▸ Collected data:

--------

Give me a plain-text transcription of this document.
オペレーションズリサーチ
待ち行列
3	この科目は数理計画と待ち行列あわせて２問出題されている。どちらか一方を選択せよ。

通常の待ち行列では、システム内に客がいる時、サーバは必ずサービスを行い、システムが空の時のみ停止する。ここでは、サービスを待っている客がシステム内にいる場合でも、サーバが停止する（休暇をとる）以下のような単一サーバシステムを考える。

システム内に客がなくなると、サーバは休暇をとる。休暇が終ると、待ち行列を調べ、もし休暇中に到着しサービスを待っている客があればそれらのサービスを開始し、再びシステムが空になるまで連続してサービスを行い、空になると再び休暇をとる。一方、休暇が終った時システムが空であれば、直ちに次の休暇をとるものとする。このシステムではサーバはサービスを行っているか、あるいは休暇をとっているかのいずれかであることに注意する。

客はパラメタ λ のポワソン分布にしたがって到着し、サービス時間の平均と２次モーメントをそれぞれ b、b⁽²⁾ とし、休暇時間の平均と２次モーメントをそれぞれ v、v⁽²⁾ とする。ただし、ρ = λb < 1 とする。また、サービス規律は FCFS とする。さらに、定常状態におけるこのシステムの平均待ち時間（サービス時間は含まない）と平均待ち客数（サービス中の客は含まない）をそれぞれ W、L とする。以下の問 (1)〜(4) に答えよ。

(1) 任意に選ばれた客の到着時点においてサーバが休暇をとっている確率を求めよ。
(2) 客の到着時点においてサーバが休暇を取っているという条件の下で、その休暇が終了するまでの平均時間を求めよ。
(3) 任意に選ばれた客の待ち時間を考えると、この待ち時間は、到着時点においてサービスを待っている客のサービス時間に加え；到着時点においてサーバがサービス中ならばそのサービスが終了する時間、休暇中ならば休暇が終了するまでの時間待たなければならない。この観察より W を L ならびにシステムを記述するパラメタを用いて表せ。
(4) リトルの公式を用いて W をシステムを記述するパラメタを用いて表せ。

--------

▸ WHAT THE TASK REQUIRES: All of the lines above need to be given again exactly.

▸ RESULT:
Give me a plain-text transcription of this document.
オペレーションズリサーチ
待ち行列
3	この科目は数理計画と待ち行列あわせて２問出題されている。どちらか一方を選択せよ。

通常の待ち行列では、システム内に客がいる時、サーバは必ずサービスを行い、システムが空の時のみ停止する。ここでは、サービスを待っている客がシステム内にいる場合でも、サーバが停止する（休暇をとる）以下のような単一サーバシステムを考える。

システム内に客がなくなると、サーバは休暇をとる。休暇が終ると、待ち行列を調べ、もし休暇中に到着しサービスを待っている客があればそれらのサービスを開始し、再びシステムが空になるまで連続してサービスを行い、空になると再び休暇をとる。一方、休暇が終った時システムが空であれば、直ちに次の休暇をとるものとする。このシステムではサーバはサービスを行っているか、あるいは休暇をとっているかのいずれかであることに注意する。

客はパラメタ λ のポワソン分布にしたがって到着し、サービス時間の平均と２次モーメントをそれぞれ b、b⁽²⁾ とし、休暇時間の平均と２次モーメントをそれぞれ v、v⁽²⁾ とする。ただし、ρ = λb < 1 とする。また、サービス規律は FCFS とする。さらに、定常状態におけるこのシステムの平均待ち時間（サービス時間は含まない）と平均待ち客数（サービス中の客は含まない）をそれぞれ W、L とする。以下の問 (1)〜(4) に答えよ。

(1) 任意に選ばれた客の到着時点においてサーバが休暇をとっている確率を求めよ。
(2) 客の到着時点においてサーバが休暇を取っているという条件の下で、その休暇が終了するまでの平均時間を求めよ。
(3) 任意に選ばれた客の待ち時間を考えると、この待ち時間は、到着時点においてサービスを待っている客のサービス時間に加え；到着時点においてサーバがサービス中ならばそのサービスが終了する時間、休暇中ならば休暇が終了するまでの時間待たなければならない。この観察より W を L ならびにシステムを記述するパラメタを用いて表せ。
(4) リトルの公式を用いて W をシステムを記述するパラメタを用いて表せ。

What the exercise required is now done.